§ **REQUIRED TASK**: Exclude the pictures and reproduce the remaining data exactly as written.

-----

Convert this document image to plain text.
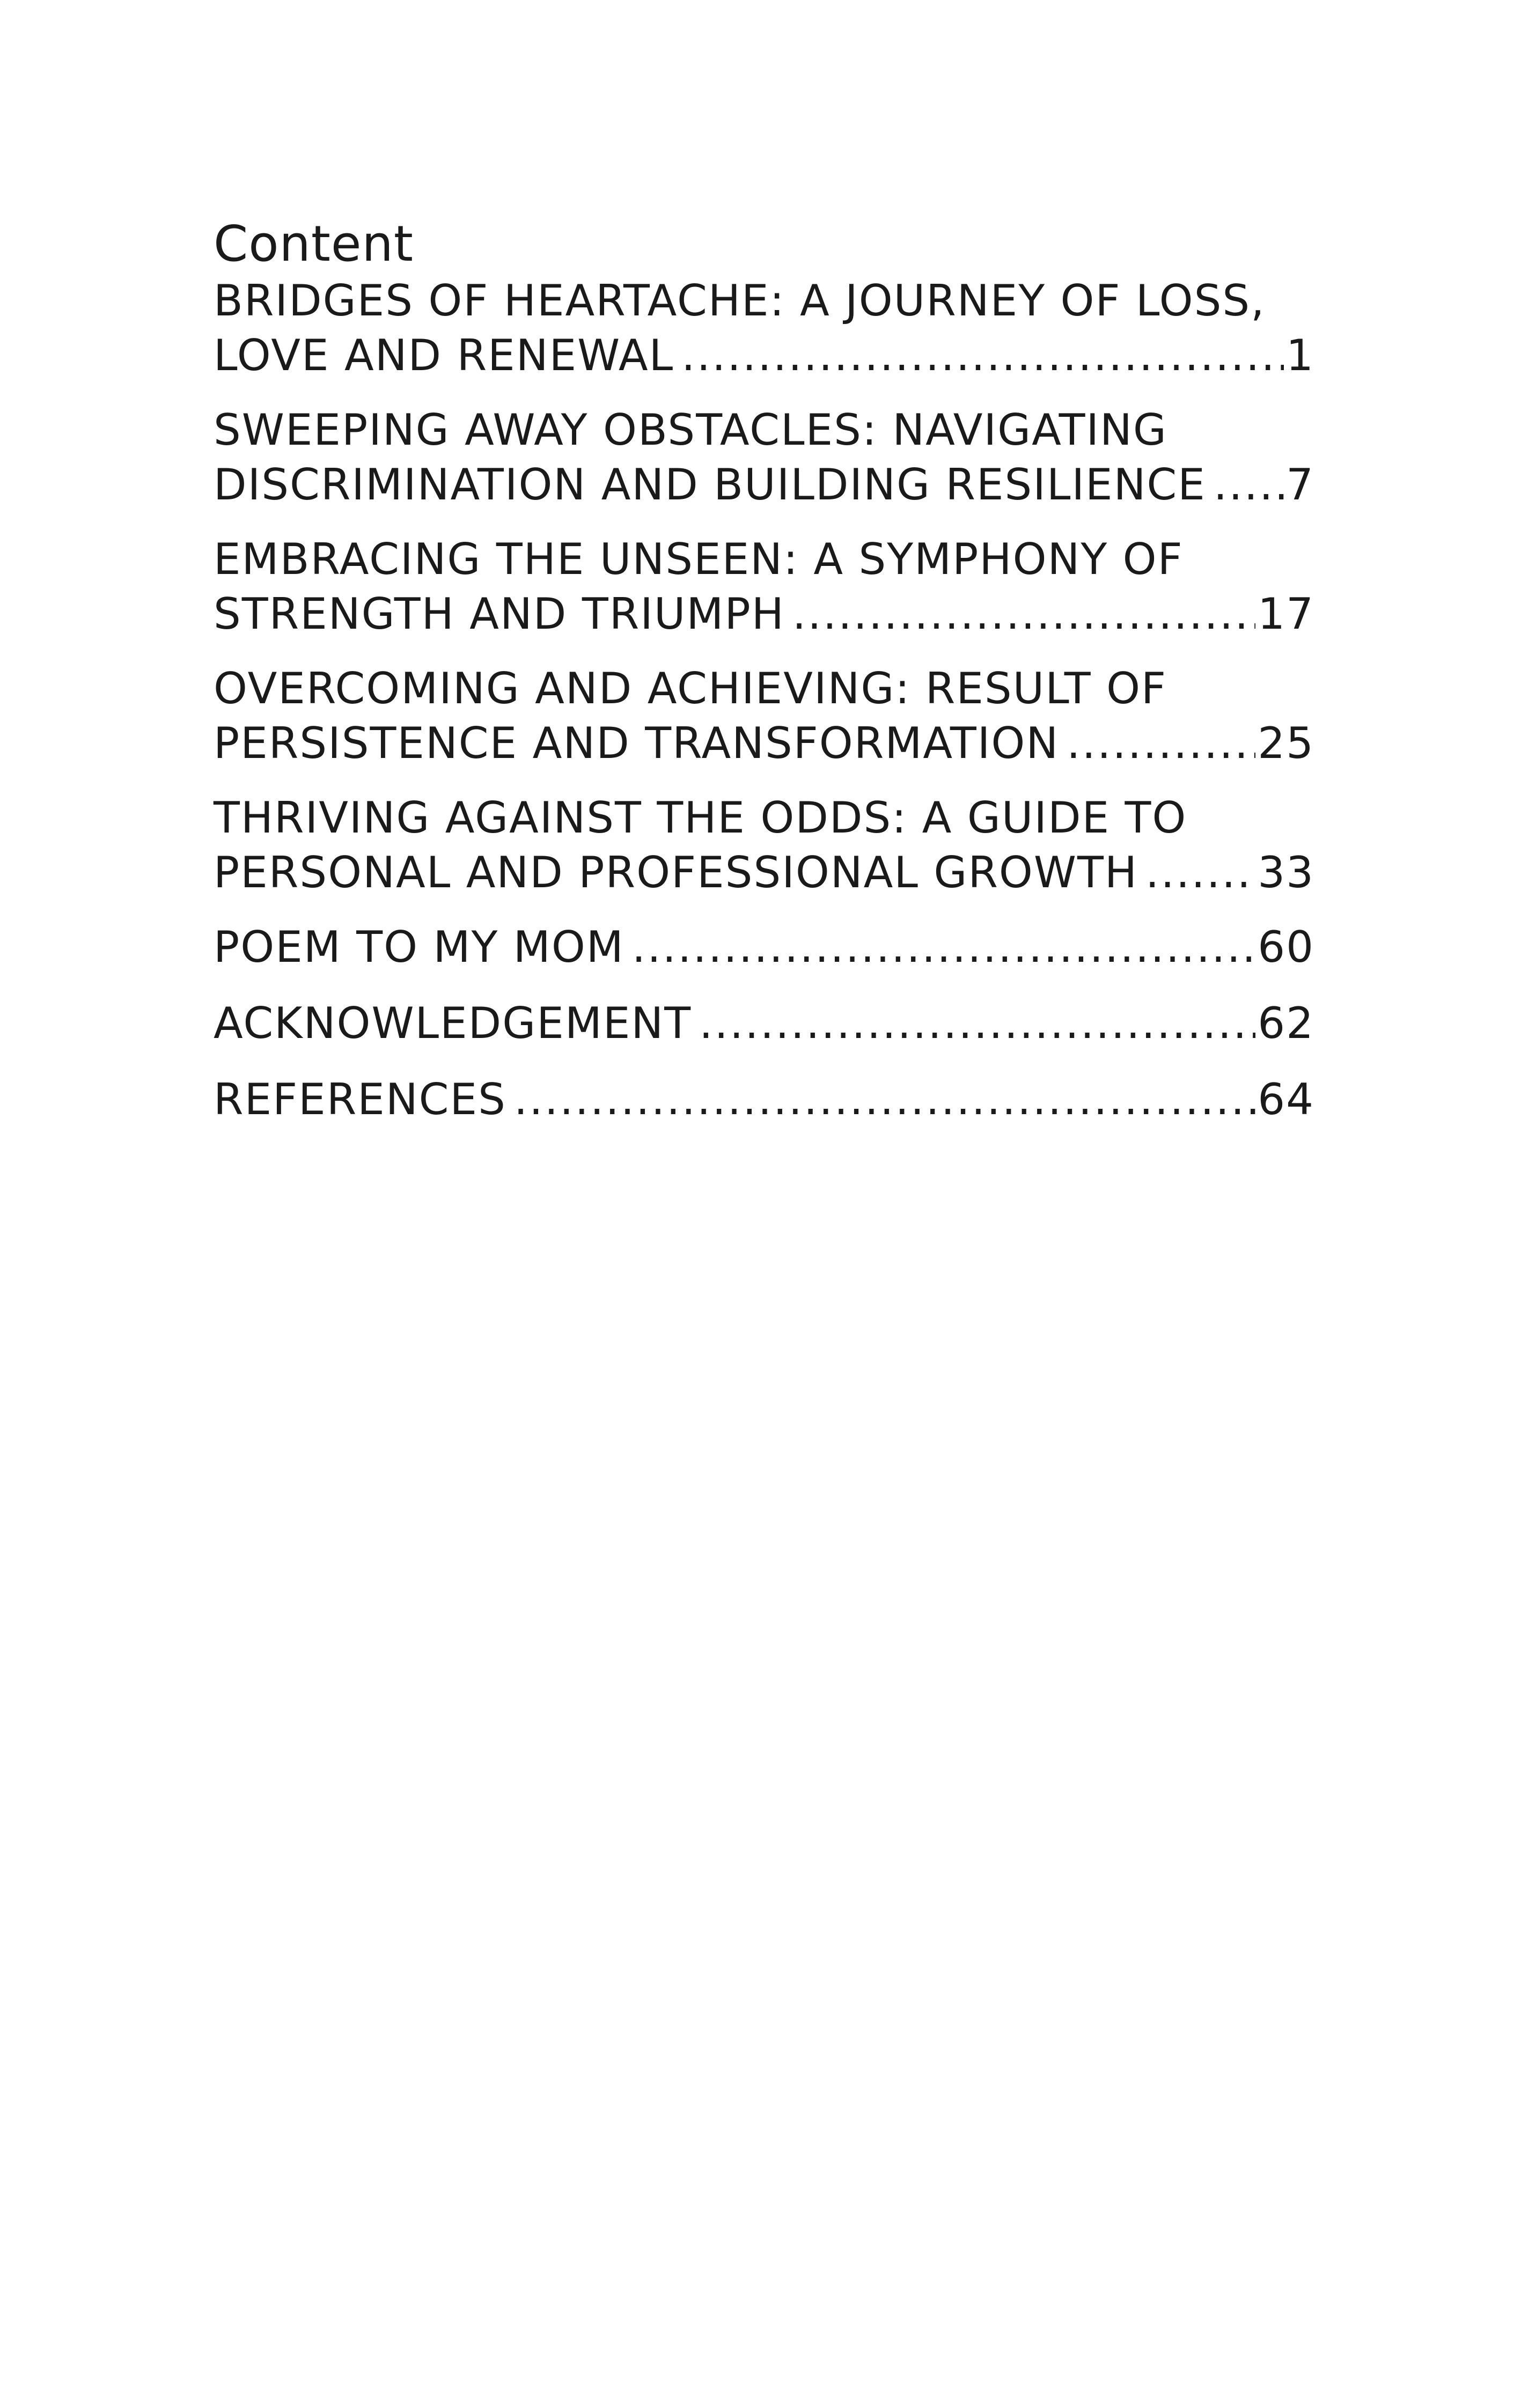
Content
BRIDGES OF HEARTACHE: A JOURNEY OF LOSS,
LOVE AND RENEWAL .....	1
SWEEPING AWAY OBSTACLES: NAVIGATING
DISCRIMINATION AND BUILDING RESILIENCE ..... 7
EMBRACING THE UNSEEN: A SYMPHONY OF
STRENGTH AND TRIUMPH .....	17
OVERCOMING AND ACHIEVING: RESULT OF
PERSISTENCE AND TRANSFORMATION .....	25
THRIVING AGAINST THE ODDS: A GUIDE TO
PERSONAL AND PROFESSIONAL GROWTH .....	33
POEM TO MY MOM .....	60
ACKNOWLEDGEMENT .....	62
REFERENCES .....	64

-----

§ **EXERCISE RESULT**:
Convert this document image to plain text.
Content
BRIDGES OF HEARTACHE: A JOURNEY OF LOSS,
LOVE AND RENEWAL .....	1
SWEEPING AWAY OBSTACLES: NAVIGATING
DISCRIMINATION AND BUILDING RESILIENCE ..... 7
EMBRACING THE UNSEEN: A SYMPHONY OF
STRENGTH AND TRIUMPH .....	17
OVERCOMING AND ACHIEVING: RESULT OF
PERSISTENCE AND TRANSFORMATION .....	25
THRIVING AGAINST THE ODDS: A GUIDE TO
PERSONAL AND PROFESSIONAL GROWTH .....	33
POEM TO MY MOM .....	60
ACKNOWLEDGEMENT .....	62
REFERENCES .....	64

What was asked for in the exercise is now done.